*** Material for this task

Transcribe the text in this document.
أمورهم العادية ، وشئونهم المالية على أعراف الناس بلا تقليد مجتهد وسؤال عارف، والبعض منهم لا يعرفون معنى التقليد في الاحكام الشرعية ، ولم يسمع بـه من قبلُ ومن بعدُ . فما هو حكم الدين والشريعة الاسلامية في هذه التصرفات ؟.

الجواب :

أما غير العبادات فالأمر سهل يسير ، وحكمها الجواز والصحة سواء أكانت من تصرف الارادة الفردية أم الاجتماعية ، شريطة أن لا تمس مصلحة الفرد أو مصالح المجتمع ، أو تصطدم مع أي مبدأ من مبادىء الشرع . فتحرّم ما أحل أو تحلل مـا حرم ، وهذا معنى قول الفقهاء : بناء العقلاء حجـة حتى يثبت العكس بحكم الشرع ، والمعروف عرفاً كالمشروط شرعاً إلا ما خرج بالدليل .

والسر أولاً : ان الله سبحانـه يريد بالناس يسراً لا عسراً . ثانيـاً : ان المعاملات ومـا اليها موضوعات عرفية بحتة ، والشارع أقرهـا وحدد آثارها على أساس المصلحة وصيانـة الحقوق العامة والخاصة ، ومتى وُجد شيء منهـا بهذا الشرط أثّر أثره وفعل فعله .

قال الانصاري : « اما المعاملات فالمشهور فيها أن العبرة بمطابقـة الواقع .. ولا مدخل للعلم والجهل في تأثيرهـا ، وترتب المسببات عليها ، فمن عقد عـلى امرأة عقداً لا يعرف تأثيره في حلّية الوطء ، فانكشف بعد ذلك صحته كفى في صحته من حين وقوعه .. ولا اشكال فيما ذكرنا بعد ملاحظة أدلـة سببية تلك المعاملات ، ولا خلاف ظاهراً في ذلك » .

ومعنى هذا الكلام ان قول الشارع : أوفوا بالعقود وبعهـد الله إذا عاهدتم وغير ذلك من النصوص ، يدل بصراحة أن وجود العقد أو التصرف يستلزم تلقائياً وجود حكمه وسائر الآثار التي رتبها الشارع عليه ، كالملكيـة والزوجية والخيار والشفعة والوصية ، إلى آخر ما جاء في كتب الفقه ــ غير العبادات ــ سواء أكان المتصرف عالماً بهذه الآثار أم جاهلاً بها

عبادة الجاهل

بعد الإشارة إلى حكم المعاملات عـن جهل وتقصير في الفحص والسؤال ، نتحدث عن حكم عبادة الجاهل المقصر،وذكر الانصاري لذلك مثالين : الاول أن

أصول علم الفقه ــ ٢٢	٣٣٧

******

» To be done
Restate the whole listing exactly, leaving out nothing.

» Exercise answer
Transcribe the text in this document.
أمورهم العادية ، وشئونهم المالية على أعراف الناس بلا تقليد مجتهد وسؤال عارف، والبعض منهم لا يعرفون معنى التقليد في الاحكام الشرعية ، ولم يسمع بـه من قبلُ ومن بعدُ . فما هو حكم الدين والشريعة الاسلامية في هذه التصرفات ؟.

الجواب :

أما غير العبادات فالأمر سهل يسير ، وحكمها الجواز والصحة سواء أكانت من تصرف الارادة الفردية أم الاجتماعية ، شريطة أن لا تمس مصلحة الفرد أو مصالح المجتمع ، أو تصطدم مع أي مبدأ من مبادىء الشرع . فتحرّم ما أحل أو تحلل مـا حرم ، وهذا معنى قول الفقهاء : بناء العقلاء حجـة حتى يثبت العكس بحكم الشرع ، والمعروف عرفاً كالمشروط شرعاً إلا ما خرج بالدليل .

والسر أولاً : ان الله سبحانـه يريد بالناس يسراً لا عسراً . ثانيـاً : ان المعاملات ومـا اليها موضوعات عرفية بحتة ، والشارع أقرهـا وحدد آثارها على أساس المصلحة وصيانـة الحقوق العامة والخاصة ، ومتى وُجد شيء منهـا بهذا الشرط أثّر أثره وفعل فعله .

قال الانصاري : « اما المعاملات فالمشهور فيها أن العبرة بمطابقـة الواقع .. ولا مدخل للعلم والجهل في تأثيرهـا ، وترتب المسببات عليها ، فمن عقد عـلى امرأة عقداً لا يعرف تأثيره في حلّية الوطء ، فانكشف بعد ذلك صحته كفى في صحته من حين وقوعه .. ولا اشكال فيما ذكرنا بعد ملاحظة أدلـة سببية تلك المعاملات ، ولا خلاف ظاهراً في ذلك » .

ومعنى هذا الكلام ان قول الشارع : أوفوا بالعقود وبعهـد الله إذا عاهدتم وغير ذلك من النصوص ، يدل بصراحة أن وجود العقد أو التصرف يستلزم تلقائياً وجود حكمه وسائر الآثار التي رتبها الشارع عليه ، كالملكيـة والزوجية والخيار والشفعة والوصية ، إلى آخر ما جاء في كتب الفقه ــ غير العبادات ــ سواء أكان المتصرف عالماً بهذه الآثار أم جاهلاً بها

عبادة الجاهل

بعد الإشارة إلى حكم المعاملات عـن جهل وتقصير في الفحص والسؤال ، نتحدث عن حكم عبادة الجاهل المقصر،وذكر الانصاري لذلك مثالين : الاول أن

أصول علم الفقه ــ ٢٢	٣٣٧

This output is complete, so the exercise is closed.